AIM OF THE TASK. Print each line exactly as it is given.

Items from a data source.
begin

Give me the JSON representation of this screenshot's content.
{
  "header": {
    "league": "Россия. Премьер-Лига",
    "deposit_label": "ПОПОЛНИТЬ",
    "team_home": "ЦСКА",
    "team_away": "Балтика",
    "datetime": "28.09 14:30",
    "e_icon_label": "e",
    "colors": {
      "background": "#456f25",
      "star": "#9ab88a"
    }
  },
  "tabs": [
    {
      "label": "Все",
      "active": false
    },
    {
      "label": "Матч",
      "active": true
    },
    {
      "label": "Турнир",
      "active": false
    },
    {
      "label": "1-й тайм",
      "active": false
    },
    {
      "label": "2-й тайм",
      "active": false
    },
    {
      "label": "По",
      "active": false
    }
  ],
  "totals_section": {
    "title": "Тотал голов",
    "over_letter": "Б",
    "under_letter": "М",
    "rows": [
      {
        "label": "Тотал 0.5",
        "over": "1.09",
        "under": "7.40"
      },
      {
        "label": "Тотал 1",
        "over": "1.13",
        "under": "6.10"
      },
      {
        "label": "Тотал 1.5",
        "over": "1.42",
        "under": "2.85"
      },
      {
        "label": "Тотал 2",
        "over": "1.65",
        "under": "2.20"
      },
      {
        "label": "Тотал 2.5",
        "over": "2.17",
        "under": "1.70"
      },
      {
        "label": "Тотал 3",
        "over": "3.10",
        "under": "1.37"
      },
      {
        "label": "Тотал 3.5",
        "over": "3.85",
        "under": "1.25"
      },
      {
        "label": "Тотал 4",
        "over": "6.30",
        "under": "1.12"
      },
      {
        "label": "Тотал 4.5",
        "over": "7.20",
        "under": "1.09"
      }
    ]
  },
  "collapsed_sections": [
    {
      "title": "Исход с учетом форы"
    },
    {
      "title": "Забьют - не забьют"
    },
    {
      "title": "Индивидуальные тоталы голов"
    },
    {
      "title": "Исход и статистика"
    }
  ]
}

end

RESULT BELOW.
Give me the JSON representation of this screenshot's content.
{
  "header": {
    "league": "Россия. Премьер-Лига",
    "deposit_label": "ПОПОЛНИТЬ",
    "team_home": "ЦСКА",
    "team_away": "Балтика",
    "datetime": "28.09 14:30",
    "e_icon_label": "e",
    "colors": {
      "background": "#456f25",
      "star": "#9ab88a"
    }
  },
  "tabs": [
    {
      "label": "Все",
      "active": false
    },
    {
      "label": "Матч",
      "active": true
    },
    {
      "label": "Турнир",
      "active": false
    },
    {
      "label": "1-й тайм",
      "active": false
    },
    {
      "label": "2-й тайм",
      "active": false
    },
    {
      "label": "По",
      "active": false
    }
  ],
  "totals_section": {
    "title": "Тотал голов",
    "over_letter": "Б",
    "under_letter": "М",
    "rows": [
      {
        "label": "Тотал 0.5",
        "over": "1.09",
        "under": "7.40"
      },
      {
        "label": "Тотал 1",
        "over": "1.13",
        "under": "6.10"
      },
      {
        "label": "Тотал 1.5",
        "over": "1.42",
        "under": "2.85"
      },
      {
        "label": "Тотал 2",
        "over": "1.65",
        "under": "2.20"
      },
      {
        "label": "Тотал 2.5",
        "over": "2.17",
        "under": "1.70"
      },
      {
        "label": "Тотал 3",
        "over": "3.10",
        "under": "1.37"
      },
      {
        "label": "Тотал 3.5",
        "over": "3.85",
        "under": "1.25"
      },
      {
        "label": "Тотал 4",
        "over": "6.30",
        "under": "1.12"
      },
      {
        "label": "Тотал 4.5",
        "over": "7.20",
        "under": "1.09"
      }
    ]
  },
  "collapsed_sections": [
    {
      "title": "Исход с учетом форы"
    },
    {
      "title": "Забьют - не забьют"
    },
    {
      "title": "Индивидуальные тоталы голов"
    },
    {
      "title": "Исход и статистика"
    }
  ]
}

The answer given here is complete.